Directive.
Wherever "name" appears in a line, copy that line.

Source data.
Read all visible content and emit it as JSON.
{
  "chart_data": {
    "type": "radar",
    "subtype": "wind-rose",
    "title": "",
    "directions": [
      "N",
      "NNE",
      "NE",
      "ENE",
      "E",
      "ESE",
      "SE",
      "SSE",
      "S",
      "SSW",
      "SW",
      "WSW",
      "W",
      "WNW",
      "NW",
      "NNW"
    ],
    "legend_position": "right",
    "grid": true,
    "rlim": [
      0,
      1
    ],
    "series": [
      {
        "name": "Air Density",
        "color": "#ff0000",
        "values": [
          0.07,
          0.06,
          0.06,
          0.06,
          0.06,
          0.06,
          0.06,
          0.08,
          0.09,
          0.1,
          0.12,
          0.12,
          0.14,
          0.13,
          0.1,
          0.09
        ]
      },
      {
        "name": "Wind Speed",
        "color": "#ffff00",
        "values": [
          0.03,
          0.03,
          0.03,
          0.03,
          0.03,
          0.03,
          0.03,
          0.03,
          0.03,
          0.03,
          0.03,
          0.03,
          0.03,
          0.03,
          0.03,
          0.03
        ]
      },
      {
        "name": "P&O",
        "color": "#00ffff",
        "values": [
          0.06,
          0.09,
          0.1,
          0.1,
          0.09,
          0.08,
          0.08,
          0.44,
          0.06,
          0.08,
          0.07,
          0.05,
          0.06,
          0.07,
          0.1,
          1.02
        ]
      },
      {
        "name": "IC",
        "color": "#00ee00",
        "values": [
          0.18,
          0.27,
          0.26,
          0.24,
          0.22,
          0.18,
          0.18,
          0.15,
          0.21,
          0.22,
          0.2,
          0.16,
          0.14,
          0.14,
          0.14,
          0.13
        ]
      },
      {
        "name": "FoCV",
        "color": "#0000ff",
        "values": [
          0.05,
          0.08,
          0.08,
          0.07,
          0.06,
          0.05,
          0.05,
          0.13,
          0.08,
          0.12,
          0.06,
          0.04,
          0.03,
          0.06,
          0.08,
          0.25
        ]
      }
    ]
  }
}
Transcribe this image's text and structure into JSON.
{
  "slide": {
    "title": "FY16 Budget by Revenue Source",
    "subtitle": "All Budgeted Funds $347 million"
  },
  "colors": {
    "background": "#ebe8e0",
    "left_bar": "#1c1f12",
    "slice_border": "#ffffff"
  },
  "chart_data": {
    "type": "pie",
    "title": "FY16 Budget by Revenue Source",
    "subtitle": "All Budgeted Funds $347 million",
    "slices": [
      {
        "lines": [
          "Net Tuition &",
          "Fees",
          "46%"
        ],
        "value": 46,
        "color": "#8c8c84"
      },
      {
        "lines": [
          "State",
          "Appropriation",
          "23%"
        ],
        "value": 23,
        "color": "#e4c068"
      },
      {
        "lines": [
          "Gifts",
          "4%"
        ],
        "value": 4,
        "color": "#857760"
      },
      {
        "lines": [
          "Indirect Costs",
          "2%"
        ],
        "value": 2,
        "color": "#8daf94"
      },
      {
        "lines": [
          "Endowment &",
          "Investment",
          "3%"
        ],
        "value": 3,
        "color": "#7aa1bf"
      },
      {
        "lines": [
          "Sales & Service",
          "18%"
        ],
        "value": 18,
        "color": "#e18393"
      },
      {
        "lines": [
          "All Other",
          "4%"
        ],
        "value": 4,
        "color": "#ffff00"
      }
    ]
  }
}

Output of the task.
        "name": "Air Density",
        "name": "Wind Speed",
        "name": "P&O",
        "name": "IC",
        "name": "FoCV",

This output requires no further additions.